• [Problem details] Write the material out again, line by line, exactly as it is.

• [Dataset records]
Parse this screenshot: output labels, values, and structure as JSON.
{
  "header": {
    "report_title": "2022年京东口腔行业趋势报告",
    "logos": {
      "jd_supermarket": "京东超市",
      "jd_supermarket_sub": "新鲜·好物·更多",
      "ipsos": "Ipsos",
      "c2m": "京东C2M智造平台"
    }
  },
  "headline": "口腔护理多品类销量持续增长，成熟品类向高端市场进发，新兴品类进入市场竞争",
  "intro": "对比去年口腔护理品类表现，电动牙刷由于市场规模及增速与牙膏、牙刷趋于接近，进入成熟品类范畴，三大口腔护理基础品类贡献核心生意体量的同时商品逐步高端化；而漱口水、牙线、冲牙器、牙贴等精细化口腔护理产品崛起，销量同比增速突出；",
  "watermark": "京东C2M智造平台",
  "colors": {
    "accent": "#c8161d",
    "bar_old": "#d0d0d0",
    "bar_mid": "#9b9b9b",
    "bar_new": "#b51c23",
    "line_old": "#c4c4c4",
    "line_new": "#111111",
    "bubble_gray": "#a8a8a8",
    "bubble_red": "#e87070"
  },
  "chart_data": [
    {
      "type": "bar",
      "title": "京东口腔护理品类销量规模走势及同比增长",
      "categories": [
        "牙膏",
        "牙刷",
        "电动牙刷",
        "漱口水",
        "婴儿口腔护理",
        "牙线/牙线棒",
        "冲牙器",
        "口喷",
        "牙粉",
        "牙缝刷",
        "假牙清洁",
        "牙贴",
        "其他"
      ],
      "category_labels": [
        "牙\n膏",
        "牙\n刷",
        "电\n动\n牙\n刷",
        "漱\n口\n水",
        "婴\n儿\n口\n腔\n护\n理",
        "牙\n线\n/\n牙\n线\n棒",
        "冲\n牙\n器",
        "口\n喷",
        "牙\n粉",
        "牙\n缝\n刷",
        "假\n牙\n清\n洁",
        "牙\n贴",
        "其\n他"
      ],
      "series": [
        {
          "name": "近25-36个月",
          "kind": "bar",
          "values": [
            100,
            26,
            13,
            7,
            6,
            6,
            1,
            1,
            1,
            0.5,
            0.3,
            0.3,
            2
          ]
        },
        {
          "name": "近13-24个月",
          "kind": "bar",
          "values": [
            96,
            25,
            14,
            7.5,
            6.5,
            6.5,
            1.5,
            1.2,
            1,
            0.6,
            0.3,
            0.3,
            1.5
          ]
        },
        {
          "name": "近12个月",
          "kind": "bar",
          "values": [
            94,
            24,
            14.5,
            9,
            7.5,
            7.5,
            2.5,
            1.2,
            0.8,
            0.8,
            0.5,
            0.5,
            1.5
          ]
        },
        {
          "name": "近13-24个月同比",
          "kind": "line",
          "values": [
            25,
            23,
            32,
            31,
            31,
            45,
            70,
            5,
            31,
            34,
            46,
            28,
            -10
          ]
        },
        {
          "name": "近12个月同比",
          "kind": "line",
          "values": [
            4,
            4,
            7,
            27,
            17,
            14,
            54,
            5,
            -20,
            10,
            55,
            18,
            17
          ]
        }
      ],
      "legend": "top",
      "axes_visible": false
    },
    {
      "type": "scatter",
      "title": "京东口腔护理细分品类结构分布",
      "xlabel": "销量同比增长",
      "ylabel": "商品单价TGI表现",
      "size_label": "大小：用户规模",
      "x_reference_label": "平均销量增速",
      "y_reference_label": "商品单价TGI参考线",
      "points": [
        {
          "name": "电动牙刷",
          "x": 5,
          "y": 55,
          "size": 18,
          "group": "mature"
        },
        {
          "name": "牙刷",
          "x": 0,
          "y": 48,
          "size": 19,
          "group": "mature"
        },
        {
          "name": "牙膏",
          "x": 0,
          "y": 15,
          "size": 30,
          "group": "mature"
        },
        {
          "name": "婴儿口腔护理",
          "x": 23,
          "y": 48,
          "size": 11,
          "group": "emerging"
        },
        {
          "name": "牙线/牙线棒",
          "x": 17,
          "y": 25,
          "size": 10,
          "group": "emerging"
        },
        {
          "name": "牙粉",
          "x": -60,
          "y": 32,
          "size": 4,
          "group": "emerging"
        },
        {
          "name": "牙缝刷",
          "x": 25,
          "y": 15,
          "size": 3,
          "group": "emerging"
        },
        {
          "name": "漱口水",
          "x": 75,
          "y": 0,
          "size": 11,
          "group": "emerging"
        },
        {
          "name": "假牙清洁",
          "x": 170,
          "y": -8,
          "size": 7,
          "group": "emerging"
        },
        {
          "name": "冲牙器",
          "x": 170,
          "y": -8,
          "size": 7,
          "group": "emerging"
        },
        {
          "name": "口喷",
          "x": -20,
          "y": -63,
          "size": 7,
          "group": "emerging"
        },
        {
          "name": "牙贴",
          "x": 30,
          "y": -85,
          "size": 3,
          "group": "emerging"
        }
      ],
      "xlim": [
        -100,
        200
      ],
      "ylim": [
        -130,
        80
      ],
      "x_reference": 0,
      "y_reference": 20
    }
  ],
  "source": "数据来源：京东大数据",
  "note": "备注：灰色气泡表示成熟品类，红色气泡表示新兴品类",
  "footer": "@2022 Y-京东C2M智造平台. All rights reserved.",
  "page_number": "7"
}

• [Task output]
Parse this screenshot: output labels, values, and structure as JSON.
{
  "header": {
    "report_title": "2022年京东口腔行业趋势报告",
    "logos": {
      "jd_supermarket": "京东超市",
      "jd_supermarket_sub": "新鲜·好物·更多",
      "ipsos": "Ipsos",
      "c2m": "京东C2M智造平台"
    }
  },
  "headline": "口腔护理多品类销量持续增长，成熟品类向高端市场进发，新兴品类进入市场竞争",
  "intro": "对比去年口腔护理品类表现，电动牙刷由于市场规模及增速与牙膏、牙刷趋于接近，进入成熟品类范畴，三大口腔护理基础品类贡献核心生意体量的同时商品逐步高端化；而漱口水、牙线、冲牙器、牙贴等精细化口腔护理产品崛起，销量同比增速突出；",
  "watermark": "京东C2M智造平台",
  "colors": {
    "accent": "#c8161d",
    "bar_old": "#d0d0d0",
    "bar_mid": "#9b9b9b",
    "bar_new": "#b51c23",
    "line_old": "#c4c4c4",
    "line_new": "#111111",
    "bubble_gray": "#a8a8a8",
    "bubble_red": "#e87070"
  },
  "chart_data": [
    {
      "type": "bar",
      "title": "京东口腔护理品类销量规模走势及同比增长",
      "categories": [
        "牙膏",
        "牙刷",
        "电动牙刷",
        "漱口水",
        "婴儿口腔护理",
        "牙线/牙线棒",
        "冲牙器",
        "口喷",
        "牙粉",
        "牙缝刷",
        "假牙清洁",
        "牙贴",
        "其他"
      ],
      "category_labels": [
        "牙\n膏",
        "牙\n刷",
        "电\n动\n牙\n刷",
        "漱\n口\n水",
        "婴\n儿\n口\n腔\n护\n理",
        "牙\n线\n/\n牙\n线\n棒",
        "冲\n牙\n器",
        "口\n喷",
        "牙\n粉",
        "牙\n缝\n刷",
        "假\n牙\n清\n洁",
        "牙\n贴",
        "其\n他"
      ],
      "series": [
        {
          "name": "近25-36个月",
          "kind": "bar",
          "values": [
            100,
            26,
            13,
            7,
            6,
            6,
            1,
            1,
            1,
            0.5,
            0.3,
            0.3,
            2
          ]
        },
        {
          "name": "近13-24个月",
          "kind": "bar",
          "values": [
            96,
            25,
            14,
            7.5,
            6.5,
            6.5,
            1.5,
            1.2,
            1,
            0.6,
            0.3,
            0.3,
            1.5
          ]
        },
        {
          "name": "近12个月",
          "kind": "bar",
          "values": [
            94,
            24,
            14.5,
            9,
            7.5,
            7.5,
            2.5,
            1.2,
            0.8,
            0.8,
            0.5,
            0.5,
            1.5
          ]
        },
        {
          "name": "近13-24个月同比",
          "kind": "line",
          "values": [
            25,
            23,
            32,
            31,
            31,
            45,
            70,
            5,
            31,
            34,
            46,
            28,
            -10
          ]
        },
        {
          "name": "近12个月同比",
          "kind": "line",
          "values": [
            4,
            4,
            7,
            27,
            17,
            14,
            54,
            5,
            -20,
            10,
            55,
            18,
            17
          ]
        }
      ],
      "legend": "top",
      "axes_visible": false
    },
    {
      "type": "scatter",
      "title": "京东口腔护理细分品类结构分布",
      "xlabel": "销量同比增长",
      "ylabel": "商品单价TGI表现",
      "size_label": "大小：用户规模",
      "x_reference_label": "平均销量增速",
      "y_reference_label": "商品单价TGI参考线",
      "points": [
        {
          "name": "电动牙刷",
          "x": 5,
          "y": 55,
          "size": 18,
          "group": "mature"
        },
        {
          "name": "牙刷",
          "x": 0,
          "y": 48,
          "size": 19,
          "group": "mature"
        },
        {
          "name": "牙膏",
          "x": 0,
          "y": 15,
          "size": 30,
          "group": "mature"
        },
        {
          "name": "婴儿口腔护理",
          "x": 23,
          "y": 48,
          "size": 11,
          "group": "emerging"
        },
        {
          "name": "牙线/牙线棒",
          "x": 17,
          "y": 25,
          "size": 10,
          "group": "emerging"
        },
        {
          "name": "牙粉",
          "x": -60,
          "y": 32,
          "size": 4,
          "group": "emerging"
        },
        {
          "name": "牙缝刷",
          "x": 25,
          "y": 15,
          "size": 3,
          "group": "emerging"
        },
        {
          "name": "漱口水",
          "x": 75,
          "y": 0,
          "size": 11,
          "group": "emerging"
        },
        {
          "name": "假牙清洁",
          "x": 170,
          "y": -8,
          "size": 7,
          "group": "emerging"
        },
        {
          "name": "冲牙器",
          "x": 170,
          "y": -8,
          "size": 7,
          "group": "emerging"
        },
        {
          "name": "口喷",
          "x": -20,
          "y": -63,
          "size": 7,
          "group": "emerging"
        },
        {
          "name": "牙贴",
          "x": 30,
          "y": -85,
          "size": 3,
          "group": "emerging"
        }
      ],
      "xlim": [
        -100,
        200
      ],
      "ylim": [
        -130,
        80
      ],
      "x_reference": 0,
      "y_reference": 20
    }
  ],
  "source": "数据来源：京东大数据",
  "note": "备注：灰色气泡表示成熟品类，红色气泡表示新兴品类",
  "footer": "@2022 Y-京东C2M智造平台. All rights reserved.",
  "page_number": "7"
}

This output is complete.